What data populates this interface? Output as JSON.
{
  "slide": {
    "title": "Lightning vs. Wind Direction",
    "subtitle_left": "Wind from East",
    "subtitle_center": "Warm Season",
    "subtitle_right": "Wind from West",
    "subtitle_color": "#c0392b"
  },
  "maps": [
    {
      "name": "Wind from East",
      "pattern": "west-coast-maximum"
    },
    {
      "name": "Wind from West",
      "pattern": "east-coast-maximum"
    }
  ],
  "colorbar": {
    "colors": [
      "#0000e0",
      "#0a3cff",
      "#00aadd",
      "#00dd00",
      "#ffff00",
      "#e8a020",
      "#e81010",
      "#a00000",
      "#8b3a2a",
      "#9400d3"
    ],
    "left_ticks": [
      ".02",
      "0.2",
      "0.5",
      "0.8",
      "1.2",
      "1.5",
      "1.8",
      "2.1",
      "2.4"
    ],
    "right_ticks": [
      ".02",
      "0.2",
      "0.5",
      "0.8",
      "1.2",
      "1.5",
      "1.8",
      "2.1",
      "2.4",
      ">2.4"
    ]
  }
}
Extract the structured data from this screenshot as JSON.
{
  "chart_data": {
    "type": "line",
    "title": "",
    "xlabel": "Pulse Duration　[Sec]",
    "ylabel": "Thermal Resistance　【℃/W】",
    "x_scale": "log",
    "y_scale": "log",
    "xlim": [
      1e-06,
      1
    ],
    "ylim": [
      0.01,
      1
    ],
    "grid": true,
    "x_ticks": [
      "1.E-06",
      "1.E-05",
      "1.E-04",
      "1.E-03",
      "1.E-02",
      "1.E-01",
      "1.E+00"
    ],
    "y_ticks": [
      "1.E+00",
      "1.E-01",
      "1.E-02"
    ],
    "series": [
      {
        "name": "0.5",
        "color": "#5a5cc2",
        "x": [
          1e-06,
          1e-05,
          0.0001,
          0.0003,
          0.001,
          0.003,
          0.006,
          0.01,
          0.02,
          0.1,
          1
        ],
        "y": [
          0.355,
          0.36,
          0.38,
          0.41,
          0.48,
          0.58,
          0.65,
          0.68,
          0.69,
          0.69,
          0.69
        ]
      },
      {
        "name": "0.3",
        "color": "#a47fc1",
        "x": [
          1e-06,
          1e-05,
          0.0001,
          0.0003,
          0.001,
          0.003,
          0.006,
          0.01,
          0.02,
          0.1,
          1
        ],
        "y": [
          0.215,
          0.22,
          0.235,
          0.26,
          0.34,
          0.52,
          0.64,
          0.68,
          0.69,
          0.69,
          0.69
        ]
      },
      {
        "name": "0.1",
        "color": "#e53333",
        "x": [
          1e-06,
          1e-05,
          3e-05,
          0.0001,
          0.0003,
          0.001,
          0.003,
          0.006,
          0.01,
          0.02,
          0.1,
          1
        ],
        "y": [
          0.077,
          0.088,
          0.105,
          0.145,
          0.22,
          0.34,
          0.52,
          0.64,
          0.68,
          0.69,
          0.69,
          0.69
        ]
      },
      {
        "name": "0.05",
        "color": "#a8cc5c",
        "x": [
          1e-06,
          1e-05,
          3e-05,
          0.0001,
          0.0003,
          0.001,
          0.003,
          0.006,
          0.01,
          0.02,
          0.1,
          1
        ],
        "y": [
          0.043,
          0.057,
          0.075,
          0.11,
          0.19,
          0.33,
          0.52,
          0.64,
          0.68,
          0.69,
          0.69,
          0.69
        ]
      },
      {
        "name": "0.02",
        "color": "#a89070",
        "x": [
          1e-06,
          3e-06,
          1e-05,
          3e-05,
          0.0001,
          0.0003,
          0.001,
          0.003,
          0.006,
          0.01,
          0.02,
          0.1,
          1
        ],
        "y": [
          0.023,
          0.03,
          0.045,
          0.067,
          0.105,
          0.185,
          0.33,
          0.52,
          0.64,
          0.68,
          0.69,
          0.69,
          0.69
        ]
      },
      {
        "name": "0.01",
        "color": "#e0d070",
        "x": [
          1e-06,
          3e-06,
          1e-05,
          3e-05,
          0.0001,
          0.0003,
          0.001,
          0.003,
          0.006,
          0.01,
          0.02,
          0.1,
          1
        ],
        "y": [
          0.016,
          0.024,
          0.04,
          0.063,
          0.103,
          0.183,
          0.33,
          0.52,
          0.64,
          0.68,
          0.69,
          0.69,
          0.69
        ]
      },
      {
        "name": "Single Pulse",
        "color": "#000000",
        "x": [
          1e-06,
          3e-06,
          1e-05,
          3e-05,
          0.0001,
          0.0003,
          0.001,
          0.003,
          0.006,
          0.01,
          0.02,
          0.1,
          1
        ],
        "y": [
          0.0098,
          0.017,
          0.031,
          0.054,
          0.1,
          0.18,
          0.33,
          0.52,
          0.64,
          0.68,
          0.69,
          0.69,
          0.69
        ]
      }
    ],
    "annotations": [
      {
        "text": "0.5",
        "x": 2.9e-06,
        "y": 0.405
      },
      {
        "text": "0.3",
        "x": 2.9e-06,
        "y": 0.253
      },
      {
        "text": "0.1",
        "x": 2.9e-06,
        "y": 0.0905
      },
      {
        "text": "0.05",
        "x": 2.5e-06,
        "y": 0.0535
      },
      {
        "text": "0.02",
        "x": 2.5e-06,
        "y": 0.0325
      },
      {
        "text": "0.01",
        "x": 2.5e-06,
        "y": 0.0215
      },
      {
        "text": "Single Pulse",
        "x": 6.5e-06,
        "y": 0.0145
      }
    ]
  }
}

+ + + +

▸ **STATED EXERCISE**
Write out the entire listing exactly.

▸ **EXERCISE RESPONSE**
What data populates this interface? Output as JSON.
{
  "slide": {
    "title": "Lightning vs. Wind Direction",
    "subtitle_left": "Wind from East",
    "subtitle_center": "Warm Season",
    "subtitle_right": "Wind from West",
    "subtitle_color": "#c0392b"
  },
  "maps": [
    {
      "name": "Wind from East",
      "pattern": "west-coast-maximum"
    },
    {
      "name": "Wind from West",
      "pattern": "east-coast-maximum"
    }
  ],
  "colorbar": {
    "colors": [
      "#0000e0",
      "#0a3cff",
      "#00aadd",
      "#00dd00",
      "#ffff00",
      "#e8a020",
      "#e81010",
      "#a00000",
      "#8b3a2a",
      "#9400d3"
    ],
    "left_ticks": [
      ".02",
      "0.2",
      "0.5",
      "0.8",
      "1.2",
      "1.5",
      "1.8",
      "2.1",
      "2.4"
    ],
    "right_ticks": [
      ".02",
      "0.2",
      "0.5",
      "0.8",
      "1.2",
      "1.5",
      "1.8",
      "2.1",
      "2.4",
      ">2.4"
    ]
  }
}
Extract the structured data from this screenshot as JSON.
{
  "chart_data": {
    "type": "line",
    "title": "",
    "xlabel": "Pulse Duration　[Sec]",
    "ylabel": "Thermal Resistance　【℃/W】",
    "x_scale": "log",
    "y_scale": "log",
    "xlim": [
      1e-06,
      1
    ],
    "ylim": [
      0.01,
      1
    ],
    "grid": true,
    "x_ticks": [
      "1.E-06",
      "1.E-05",
      "1.E-04",
      "1.E-03",
      "1.E-02",
      "1.E-01",
      "1.E+00"
    ],
    "y_ticks": [
      "1.E+00",
      "1.E-01",
      "1.E-02"
    ],
    "series": [
      {
        "name": "0.5",
        "color": "#5a5cc2",
        "x": [
          1e-06,
          1e-05,
          0.0001,
          0.0003,
          0.001,
          0.003,
          0.006,
          0.01,
          0.02,
          0.1,
          1
        ],
        "y": [
          0.355,
          0.36,
          0.38,
          0.41,
          0.48,
          0.58,
          0.65,
          0.68,
          0.69,
          0.69,
          0.69
        ]
      },
      {
        "name": "0.3",
        "color": "#a47fc1",
        "x": [
          1e-06,
          1e-05,
          0.0001,
          0.0003,
          0.001,
          0.003,
          0.006,
          0.01,
          0.02,
          0.1,
          1
        ],
        "y": [
          0.215,
          0.22,
          0.235,
          0.26,
          0.34,
          0.52,
          0.64,
          0.68,
          0.69,
          0.69,
          0.69
        ]
      },
      {
        "name": "0.1",
        "color": "#e53333",
        "x": [
          1e-06,
          1e-05,
          3e-05,
          0.0001,
          0.0003,
          0.001,
          0.003,
          0.006,
          0.01,
          0.02,
          0.1,
          1
        ],
        "y": [
          0.077,
          0.088,
          0.105,
          0.145,
          0.22,
          0.34,
          0.52,
          0.64,
          0.68,
          0.69,
          0.69,
          0.69
        ]
      },
      {
        "name": "0.05",
        "color": "#a8cc5c",
        "x": [
          1e-06,
          1e-05,
          3e-05,
          0.0001,
          0.0003,
          0.001,
          0.003,
          0.006,
          0.01,
          0.02,
          0.1,
          1
        ],
        "y": [
          0.043,
          0.057,
          0.075,
          0.11,
          0.19,
          0.33,
          0.52,
          0.64,
          0.68,
          0.69,
          0.69,
          0.69
        ]
      },
      {
        "name": "0.02",
        "color": "#a89070",
        "x": [
          1e-06,
          3e-06,
          1e-05,
          3e-05,
          0.0001,
          0.0003,
          0.001,
          0.003,
          0.006,
          0.01,
          0.02,
          0.1,
          1
        ],
        "y": [
          0.023,
          0.03,
          0.045,
          0.067,
          0.105,
          0.185,
          0.33,
          0.52,
          0.64,
          0.68,
          0.69,
          0.69,
          0.69
        ]
      },
      {
        "name": "0.01",
        "color": "#e0d070",
        "x": [
          1e-06,
          3e-06,
          1e-05,
          3e-05,
          0.0001,
          0.0003,
          0.001,
          0.003,
          0.006,
          0.01,
          0.02,
          0.1,
          1
        ],
        "y": [
          0.016,
          0.024,
          0.04,
          0.063,
          0.103,
          0.183,
          0.33,
          0.52,
          0.64,
          0.68,
          0.69,
          0.69,
          0.69
        ]
      },
      {
        "name": "Single Pulse",
        "color": "#000000",
        "x": [
          1e-06,
          3e-06,
          1e-05,
          3e-05,
          0.0001,
          0.0003,
          0.001,
          0.003,
          0.006,
          0.01,
          0.02,
          0.1,
          1
        ],
        "y": [
          0.0098,
          0.017,
          0.031,
          0.054,
          0.1,
          0.18,
          0.33,
          0.52,
          0.64,
          0.68,
          0.69,
          0.69,
          0.69
        ]
      }
    ],
    "annotations": [
      {
        "text": "0.5",
        "x": 2.9e-06,
        "y": 0.405
      },
      {
        "text": "0.3",
        "x": 2.9e-06,
        "y": 0.253
      },
      {
        "text": "0.1",
        "x": 2.9e-06,
        "y": 0.0905
      },
      {
        "text": "0.05",
        "x": 2.5e-06,
        "y": 0.0535
      },
      {
        "text": "0.02",
        "x": 2.5e-06,
        "y": 0.0325
      },
      {
        "text": "0.01",
        "x": 2.5e-06,
        "y": 0.0215
      },
      {
        "text": "Single Pulse",
        "x": 6.5e-06,
        "y": 0.0145
      }
    ]
  }
}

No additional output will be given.